Directions:
For each line that holds "screenshot", copy the line out.

Information shown:

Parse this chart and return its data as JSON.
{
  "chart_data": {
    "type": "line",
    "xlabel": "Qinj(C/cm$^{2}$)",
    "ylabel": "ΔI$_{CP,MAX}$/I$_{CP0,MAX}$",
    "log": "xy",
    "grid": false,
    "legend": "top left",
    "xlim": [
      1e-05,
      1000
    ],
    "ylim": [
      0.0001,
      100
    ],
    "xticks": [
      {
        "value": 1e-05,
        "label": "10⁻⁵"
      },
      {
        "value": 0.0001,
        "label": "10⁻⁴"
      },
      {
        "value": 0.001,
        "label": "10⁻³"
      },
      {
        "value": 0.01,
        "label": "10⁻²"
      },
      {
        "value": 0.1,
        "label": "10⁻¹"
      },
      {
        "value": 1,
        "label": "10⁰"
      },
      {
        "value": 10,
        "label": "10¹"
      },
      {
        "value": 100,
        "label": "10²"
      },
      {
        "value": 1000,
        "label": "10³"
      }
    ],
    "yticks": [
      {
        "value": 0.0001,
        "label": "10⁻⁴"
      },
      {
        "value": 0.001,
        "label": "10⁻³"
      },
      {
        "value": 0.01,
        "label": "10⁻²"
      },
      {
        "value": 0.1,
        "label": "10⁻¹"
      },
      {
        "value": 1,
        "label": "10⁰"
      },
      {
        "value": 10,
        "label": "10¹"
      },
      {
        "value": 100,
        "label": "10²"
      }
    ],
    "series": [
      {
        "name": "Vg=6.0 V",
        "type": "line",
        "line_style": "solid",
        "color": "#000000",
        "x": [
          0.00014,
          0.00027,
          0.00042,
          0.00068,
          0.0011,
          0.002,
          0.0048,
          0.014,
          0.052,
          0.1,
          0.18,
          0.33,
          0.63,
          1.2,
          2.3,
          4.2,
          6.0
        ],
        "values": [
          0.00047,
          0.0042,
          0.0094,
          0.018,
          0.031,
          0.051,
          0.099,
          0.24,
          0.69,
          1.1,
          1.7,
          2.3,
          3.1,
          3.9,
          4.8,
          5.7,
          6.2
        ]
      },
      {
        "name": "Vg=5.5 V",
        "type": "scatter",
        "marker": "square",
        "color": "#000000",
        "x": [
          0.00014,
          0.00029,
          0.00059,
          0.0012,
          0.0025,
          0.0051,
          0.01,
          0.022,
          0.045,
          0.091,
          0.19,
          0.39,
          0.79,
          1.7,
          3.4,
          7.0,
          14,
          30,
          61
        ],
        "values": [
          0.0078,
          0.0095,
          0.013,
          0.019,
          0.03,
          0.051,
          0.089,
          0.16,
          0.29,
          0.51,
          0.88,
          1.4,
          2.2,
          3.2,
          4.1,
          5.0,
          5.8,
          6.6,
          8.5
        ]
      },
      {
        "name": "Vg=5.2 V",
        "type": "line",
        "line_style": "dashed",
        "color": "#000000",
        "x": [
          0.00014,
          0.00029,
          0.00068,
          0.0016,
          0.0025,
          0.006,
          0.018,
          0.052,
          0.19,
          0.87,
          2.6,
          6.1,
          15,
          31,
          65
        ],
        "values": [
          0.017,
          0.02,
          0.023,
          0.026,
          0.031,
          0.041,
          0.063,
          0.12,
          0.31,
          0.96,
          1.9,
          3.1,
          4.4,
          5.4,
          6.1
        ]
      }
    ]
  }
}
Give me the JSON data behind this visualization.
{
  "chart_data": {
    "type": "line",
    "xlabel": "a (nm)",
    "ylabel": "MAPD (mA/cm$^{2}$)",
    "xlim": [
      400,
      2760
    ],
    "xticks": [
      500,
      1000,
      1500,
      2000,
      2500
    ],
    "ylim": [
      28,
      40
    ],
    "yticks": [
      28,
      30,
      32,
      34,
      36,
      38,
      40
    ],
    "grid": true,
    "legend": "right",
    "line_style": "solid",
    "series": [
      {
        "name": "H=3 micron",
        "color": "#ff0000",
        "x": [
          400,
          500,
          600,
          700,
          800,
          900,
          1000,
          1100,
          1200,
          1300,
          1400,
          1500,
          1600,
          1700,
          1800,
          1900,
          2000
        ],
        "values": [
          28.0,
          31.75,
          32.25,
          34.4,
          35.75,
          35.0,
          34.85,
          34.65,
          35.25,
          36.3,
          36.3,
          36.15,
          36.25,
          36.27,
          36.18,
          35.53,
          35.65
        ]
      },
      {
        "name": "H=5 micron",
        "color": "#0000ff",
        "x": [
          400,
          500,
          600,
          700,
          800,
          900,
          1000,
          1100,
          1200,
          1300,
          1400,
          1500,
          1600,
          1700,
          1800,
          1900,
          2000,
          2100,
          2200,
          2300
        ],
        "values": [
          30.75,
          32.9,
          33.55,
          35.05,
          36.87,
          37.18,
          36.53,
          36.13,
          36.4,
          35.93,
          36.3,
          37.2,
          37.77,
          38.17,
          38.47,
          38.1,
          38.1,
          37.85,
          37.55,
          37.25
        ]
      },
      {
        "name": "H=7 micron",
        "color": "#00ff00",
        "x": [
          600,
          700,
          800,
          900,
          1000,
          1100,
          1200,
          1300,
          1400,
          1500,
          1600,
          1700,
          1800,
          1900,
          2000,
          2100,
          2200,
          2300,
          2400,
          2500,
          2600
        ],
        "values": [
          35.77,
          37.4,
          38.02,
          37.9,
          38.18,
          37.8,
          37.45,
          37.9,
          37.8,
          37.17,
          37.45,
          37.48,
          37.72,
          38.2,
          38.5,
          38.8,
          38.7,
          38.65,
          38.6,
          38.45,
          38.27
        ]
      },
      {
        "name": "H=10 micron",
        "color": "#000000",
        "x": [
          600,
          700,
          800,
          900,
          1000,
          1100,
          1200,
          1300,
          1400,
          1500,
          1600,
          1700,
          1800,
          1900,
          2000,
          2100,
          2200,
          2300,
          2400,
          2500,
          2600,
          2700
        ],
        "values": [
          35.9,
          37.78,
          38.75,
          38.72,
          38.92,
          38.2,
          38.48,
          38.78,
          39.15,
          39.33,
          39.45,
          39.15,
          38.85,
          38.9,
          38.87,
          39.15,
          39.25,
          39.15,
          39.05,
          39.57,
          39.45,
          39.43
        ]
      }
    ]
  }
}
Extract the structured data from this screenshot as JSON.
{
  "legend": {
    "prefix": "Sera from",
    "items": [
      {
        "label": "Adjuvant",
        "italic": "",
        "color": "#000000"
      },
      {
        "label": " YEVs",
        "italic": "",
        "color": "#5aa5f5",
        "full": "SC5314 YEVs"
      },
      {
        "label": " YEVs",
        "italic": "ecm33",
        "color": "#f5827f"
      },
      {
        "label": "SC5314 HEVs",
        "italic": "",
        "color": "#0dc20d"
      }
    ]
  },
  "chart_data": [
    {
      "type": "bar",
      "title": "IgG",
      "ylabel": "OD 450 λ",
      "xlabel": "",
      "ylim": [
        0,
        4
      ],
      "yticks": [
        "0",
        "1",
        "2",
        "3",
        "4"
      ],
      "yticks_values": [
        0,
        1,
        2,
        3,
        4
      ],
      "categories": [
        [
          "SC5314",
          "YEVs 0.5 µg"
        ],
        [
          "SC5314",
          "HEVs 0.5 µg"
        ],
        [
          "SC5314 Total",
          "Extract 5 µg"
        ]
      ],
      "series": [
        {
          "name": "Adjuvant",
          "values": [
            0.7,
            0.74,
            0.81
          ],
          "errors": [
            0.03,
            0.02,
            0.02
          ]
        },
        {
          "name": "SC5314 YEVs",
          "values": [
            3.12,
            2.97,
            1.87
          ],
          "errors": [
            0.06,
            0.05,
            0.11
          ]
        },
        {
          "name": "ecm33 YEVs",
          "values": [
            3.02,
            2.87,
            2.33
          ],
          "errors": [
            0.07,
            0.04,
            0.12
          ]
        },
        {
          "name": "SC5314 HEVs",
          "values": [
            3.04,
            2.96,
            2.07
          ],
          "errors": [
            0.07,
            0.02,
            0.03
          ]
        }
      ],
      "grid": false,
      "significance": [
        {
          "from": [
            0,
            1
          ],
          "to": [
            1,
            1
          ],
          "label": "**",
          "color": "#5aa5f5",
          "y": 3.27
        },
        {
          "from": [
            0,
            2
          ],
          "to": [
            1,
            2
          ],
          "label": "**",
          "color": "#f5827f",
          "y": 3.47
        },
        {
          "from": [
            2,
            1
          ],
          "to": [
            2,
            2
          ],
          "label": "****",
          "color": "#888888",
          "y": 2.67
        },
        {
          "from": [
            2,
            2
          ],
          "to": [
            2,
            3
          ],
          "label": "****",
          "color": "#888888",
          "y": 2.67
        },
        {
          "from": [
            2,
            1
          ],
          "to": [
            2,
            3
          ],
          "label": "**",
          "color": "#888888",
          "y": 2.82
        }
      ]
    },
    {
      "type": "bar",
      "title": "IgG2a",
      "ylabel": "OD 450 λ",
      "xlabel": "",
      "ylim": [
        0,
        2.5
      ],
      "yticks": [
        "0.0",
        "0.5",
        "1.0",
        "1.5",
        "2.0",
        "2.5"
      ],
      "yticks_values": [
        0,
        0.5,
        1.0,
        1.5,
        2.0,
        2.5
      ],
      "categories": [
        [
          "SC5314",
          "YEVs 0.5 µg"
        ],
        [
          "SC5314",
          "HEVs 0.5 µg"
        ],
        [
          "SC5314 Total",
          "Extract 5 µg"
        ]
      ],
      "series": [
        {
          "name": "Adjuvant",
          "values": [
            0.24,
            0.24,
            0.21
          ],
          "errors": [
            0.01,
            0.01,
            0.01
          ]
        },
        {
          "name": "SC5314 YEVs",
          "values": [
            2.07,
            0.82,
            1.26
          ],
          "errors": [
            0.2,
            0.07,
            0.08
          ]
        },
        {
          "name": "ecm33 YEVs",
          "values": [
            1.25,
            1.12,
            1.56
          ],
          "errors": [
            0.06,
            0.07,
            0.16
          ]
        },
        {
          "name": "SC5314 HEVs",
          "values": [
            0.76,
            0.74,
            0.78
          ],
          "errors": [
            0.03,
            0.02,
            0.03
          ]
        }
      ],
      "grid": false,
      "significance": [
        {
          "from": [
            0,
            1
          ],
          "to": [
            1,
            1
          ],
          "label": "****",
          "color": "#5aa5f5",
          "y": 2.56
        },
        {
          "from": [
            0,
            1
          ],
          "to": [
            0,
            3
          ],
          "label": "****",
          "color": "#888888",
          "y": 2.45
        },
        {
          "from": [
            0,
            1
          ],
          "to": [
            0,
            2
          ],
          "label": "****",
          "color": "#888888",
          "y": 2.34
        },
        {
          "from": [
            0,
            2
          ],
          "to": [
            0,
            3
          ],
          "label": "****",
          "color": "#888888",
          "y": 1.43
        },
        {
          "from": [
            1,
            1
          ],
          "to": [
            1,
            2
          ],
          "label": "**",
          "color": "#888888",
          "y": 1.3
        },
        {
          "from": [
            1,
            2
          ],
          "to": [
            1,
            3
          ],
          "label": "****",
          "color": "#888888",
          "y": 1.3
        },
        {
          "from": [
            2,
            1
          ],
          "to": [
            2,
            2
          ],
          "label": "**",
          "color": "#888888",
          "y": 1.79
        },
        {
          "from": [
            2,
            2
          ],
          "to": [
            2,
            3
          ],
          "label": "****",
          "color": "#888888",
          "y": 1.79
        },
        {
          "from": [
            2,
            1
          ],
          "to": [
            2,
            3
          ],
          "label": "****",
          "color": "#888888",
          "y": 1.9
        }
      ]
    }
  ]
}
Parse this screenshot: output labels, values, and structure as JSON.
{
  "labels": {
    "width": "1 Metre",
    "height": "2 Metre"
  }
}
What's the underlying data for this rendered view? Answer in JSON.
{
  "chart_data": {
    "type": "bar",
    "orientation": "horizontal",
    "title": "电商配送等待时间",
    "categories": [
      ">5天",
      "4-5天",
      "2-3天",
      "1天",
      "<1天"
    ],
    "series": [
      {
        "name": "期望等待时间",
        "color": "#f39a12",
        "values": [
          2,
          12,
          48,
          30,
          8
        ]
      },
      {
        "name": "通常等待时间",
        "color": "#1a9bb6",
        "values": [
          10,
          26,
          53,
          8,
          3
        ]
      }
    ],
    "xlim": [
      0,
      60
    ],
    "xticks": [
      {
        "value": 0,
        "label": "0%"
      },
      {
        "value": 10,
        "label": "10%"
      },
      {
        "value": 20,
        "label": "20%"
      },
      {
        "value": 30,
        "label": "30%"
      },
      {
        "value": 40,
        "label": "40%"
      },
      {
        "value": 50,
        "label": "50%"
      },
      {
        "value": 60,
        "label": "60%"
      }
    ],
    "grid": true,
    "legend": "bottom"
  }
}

Solution to this problem:
Extract the structured data from this screenshot as JSON.
Parse this screenshot: output labels, values, and structure as JSON.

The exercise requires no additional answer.